Written request: Provide the records once more, identical to the original.

Material provided:
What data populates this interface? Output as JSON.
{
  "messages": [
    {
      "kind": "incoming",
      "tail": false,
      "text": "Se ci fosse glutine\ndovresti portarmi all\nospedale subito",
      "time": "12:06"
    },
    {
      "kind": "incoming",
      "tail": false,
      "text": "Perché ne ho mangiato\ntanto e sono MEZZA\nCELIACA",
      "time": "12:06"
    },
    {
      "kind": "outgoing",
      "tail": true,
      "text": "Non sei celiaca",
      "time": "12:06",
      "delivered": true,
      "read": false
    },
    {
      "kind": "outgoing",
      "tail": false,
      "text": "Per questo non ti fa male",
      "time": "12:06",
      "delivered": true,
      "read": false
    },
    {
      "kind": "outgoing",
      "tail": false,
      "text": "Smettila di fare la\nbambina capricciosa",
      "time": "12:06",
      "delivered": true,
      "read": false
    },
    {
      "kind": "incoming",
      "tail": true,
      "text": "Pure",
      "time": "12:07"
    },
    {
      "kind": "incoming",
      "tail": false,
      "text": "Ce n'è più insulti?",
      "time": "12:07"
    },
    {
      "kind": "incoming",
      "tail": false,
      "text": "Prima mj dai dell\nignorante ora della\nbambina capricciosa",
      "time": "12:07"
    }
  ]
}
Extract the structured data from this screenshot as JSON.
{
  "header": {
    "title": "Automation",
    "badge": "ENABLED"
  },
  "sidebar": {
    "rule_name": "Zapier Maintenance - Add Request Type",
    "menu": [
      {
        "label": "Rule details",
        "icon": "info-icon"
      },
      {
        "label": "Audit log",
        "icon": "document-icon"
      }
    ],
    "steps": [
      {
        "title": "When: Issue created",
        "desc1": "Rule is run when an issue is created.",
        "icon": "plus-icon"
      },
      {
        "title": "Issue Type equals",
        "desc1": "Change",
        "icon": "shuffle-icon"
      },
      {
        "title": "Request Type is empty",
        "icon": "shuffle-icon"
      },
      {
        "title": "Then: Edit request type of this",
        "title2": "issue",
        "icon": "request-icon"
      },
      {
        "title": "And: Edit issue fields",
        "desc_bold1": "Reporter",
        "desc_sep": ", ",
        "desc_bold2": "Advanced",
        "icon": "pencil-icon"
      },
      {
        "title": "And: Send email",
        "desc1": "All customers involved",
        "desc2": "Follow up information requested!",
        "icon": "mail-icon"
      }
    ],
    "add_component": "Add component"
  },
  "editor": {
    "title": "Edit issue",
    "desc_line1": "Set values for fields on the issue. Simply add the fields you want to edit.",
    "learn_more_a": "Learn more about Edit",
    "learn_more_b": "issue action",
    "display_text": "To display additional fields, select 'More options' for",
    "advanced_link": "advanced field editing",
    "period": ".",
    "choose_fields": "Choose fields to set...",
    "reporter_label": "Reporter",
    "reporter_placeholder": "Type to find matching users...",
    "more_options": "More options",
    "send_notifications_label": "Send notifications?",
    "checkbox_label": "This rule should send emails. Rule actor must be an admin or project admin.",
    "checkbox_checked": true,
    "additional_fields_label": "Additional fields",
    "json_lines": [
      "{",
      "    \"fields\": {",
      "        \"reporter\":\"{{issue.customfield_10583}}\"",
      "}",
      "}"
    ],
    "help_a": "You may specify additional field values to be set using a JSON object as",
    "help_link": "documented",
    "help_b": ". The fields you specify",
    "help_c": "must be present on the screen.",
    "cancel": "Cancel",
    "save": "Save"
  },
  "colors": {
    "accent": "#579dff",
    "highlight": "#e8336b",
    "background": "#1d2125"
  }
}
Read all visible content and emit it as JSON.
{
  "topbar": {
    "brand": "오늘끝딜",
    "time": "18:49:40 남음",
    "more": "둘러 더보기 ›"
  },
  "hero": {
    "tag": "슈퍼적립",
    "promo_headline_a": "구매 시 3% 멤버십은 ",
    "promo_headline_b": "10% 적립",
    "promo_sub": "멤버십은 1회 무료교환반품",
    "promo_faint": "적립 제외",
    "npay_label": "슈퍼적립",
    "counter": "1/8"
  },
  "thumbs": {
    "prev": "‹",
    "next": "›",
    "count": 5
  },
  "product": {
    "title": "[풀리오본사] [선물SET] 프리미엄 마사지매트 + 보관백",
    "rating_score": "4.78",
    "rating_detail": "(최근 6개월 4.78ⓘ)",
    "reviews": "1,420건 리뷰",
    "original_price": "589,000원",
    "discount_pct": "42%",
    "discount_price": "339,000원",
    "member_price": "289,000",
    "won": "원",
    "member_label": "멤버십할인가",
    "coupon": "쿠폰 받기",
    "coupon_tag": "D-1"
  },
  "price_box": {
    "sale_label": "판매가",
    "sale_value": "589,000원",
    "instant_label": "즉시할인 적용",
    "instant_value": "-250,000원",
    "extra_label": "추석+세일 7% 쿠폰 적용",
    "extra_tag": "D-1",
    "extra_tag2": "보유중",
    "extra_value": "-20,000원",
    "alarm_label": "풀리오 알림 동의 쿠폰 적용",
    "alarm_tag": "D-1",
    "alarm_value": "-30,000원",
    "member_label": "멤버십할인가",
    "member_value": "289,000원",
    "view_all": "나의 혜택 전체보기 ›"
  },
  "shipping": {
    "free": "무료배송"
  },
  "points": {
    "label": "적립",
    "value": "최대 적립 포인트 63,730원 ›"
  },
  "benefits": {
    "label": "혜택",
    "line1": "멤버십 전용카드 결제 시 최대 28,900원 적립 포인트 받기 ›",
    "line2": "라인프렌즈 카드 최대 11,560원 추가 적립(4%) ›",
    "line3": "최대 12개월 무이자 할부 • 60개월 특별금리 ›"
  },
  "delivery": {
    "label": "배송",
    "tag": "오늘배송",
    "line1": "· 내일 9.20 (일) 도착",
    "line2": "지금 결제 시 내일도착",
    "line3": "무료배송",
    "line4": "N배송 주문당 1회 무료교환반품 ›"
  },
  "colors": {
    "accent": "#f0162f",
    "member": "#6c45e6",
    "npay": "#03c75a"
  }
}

Solution to this exercise:
What data populates this interface? Output as JSON.
{
  "messages": [
    {
      "kind": "incoming",
      "tail": false,
      "text": "Se ci fosse glutine\ndovresti portarmi all\nospedale subito",
      "time": "12:06"
    },
    {
      "kind": "incoming",
      "tail": false,
      "text": "Perché ne ho mangiato\ntanto e sono MEZZA\nCELIACA",
      "time": "12:06"
    },
    {
      "kind": "outgoing",
      "tail": true,
      "text": "Non sei celiaca",
      "time": "12:06",
      "delivered": true,
      "read": false
    },
    {
      "kind": "outgoing",
      "tail": false,
      "text": "Per questo non ti fa male",
      "time": "12:06",
      "delivered": true,
      "read": false
    },
    {
      "kind": "outgoing",
      "tail": false,
      "text": "Smettila di fare la\nbambina capricciosa",
      "time": "12:06",
      "delivered": true,
      "read": false
    },
    {
      "kind": "incoming",
      "tail": true,
      "text": "Pure",
      "time": "12:07"
    },
    {
      "kind": "incoming",
      "tail": false,
      "text": "Ce n'è più insulti?",
      "time": "12:07"
    },
    {
      "kind": "incoming",
      "tail": false,
      "text": "Prima mj dai dell\nignorante ora della\nbambina capricciosa",
      "time": "12:07"
    }
  ]
}
Extract the structured data from this screenshot as JSON.
{
  "header": {
    "title": "Automation",
    "badge": "ENABLED"
  },
  "sidebar": {
    "rule_name": "Zapier Maintenance - Add Request Type",
    "menu": [
      {
        "label": "Rule details",
        "icon": "info-icon"
      },
      {
        "label": "Audit log",
        "icon": "document-icon"
      }
    ],
    "steps": [
      {
        "title": "When: Issue created",
        "desc1": "Rule is run when an issue is created.",
        "icon": "plus-icon"
      },
      {
        "title": "Issue Type equals",
        "desc1": "Change",
        "icon": "shuffle-icon"
      },
      {
        "title": "Request Type is empty",
        "icon": "shuffle-icon"
      },
      {
        "title": "Then: Edit request type of this",
        "title2": "issue",
        "icon": "request-icon"
      },
      {
        "title": "And: Edit issue fields",
        "desc_bold1": "Reporter",
        "desc_sep": ", ",
        "desc_bold2": "Advanced",
        "icon": "pencil-icon"
      },
      {
        "title": "And: Send email",
        "desc1": "All customers involved",
        "desc2": "Follow up information requested!",
        "icon": "mail-icon"
      }
    ],
    "add_component": "Add component"
  },
  "editor": {
    "title": "Edit issue",
    "desc_line1": "Set values for fields on the issue. Simply add the fields you want to edit.",
    "learn_more_a": "Learn more about Edit",
    "learn_more_b": "issue action",
    "display_text": "To display additional fields, select 'More options' for",
    "advanced_link": "advanced field editing",
    "period": ".",
    "choose_fields": "Choose fields to set...",
    "reporter_label": "Reporter",
    "reporter_placeholder": "Type to find matching users...",
    "more_options": "More options",
    "send_notifications_label": "Send notifications?",
    "checkbox_label": "This rule should send emails. Rule actor must be an admin or project admin.",
    "checkbox_checked": true,
    "additional_fields_label": "Additional fields",
    "json_lines": [
      "{",
      "    \"fields\": {",
      "        \"reporter\":\"{{issue.customfield_10583}}\"",
      "}",
      "}"
    ],
    "help_a": "You may specify additional field values to be set using a JSON object as",
    "help_link": "documented",
    "help_b": ". The fields you specify",
    "help_c": "must be present on the screen.",
    "cancel": "Cancel",
    "save": "Save"
  },
  "colors": {
    "accent": "#579dff",
    "highlight": "#e8336b",
    "background": "#1d2125"
  }
}
Read all visible content and emit it as JSON.
{
  "topbar": {
    "brand": "오늘끝딜",
    "time": "18:49:40 남음",
    "more": "둘러 더보기 ›"
  },
  "hero": {
    "tag": "슈퍼적립",
    "promo_headline_a": "구매 시 3% 멤버십은 ",
    "promo_headline_b": "10% 적립",
    "promo_sub": "멤버십은 1회 무료교환반품",
    "promo_faint": "적립 제외",
    "npay_label": "슈퍼적립",
    "counter": "1/8"
  },
  "thumbs": {
    "prev": "‹",
    "next": "›",
    "count": 5
  },
  "product": {
    "title": "[풀리오본사] [선물SET] 프리미엄 마사지매트 + 보관백",
    "rating_score": "4.78",
    "rating_detail": "(최근 6개월 4.78ⓘ)",
    "reviews": "1,420건 리뷰",
    "original_price": "589,000원",
    "discount_pct": "42%",
    "discount_price": "339,000원",
    "member_price": "289,000",
    "won": "원",
    "member_label": "멤버십할인가",
    "coupon": "쿠폰 받기",
    "coupon_tag": "D-1"
  },
  "price_box": {
    "sale_label": "판매가",
    "sale_value": "589,000원",
    "instant_label": "즉시할인 적용",
    "instant_value": "-250,000원",
    "extra_label": "추석+세일 7% 쿠폰 적용",
    "extra_tag": "D-1",
    "extra_tag2": "보유중",
    "extra_value": "-20,000원",
    "alarm_label": "풀리오 알림 동의 쿠폰 적용",
    "alarm_tag": "D-1",
    "alarm_value": "-30,000원",
    "member_label": "멤버십할인가",
    "member_value": "289,000원",
    "view_all": "나의 혜택 전체보기 ›"
  },
  "shipping": {
    "free": "무료배송"
  },
  "points": {
    "label": "적립",
    "value": "최대 적립 포인트 63,730원 ›"
  },
  "benefits": {
    "label": "혜택",
    "line1": "멤버십 전용카드 결제 시 최대 28,900원 적립 포인트 받기 ›",
    "line2": "라인프렌즈 카드 최대 11,560원 추가 적립(4%) ›",
    "line3": "최대 12개월 무이자 할부 • 60개월 특별금리 ›"
  },
  "delivery": {
    "label": "배송",
    "tag": "오늘배송",
    "line1": "· 내일 9.20 (일) 도착",
    "line2": "지금 결제 시 내일도착",
    "line3": "무료배송",
    "line4": "N배송 주문당 1회 무료교환반품 ›"
  },
  "colors": {
    "accent": "#f0162f",
    "member": "#6c45e6",
    "npay": "#03c75a"
  }
}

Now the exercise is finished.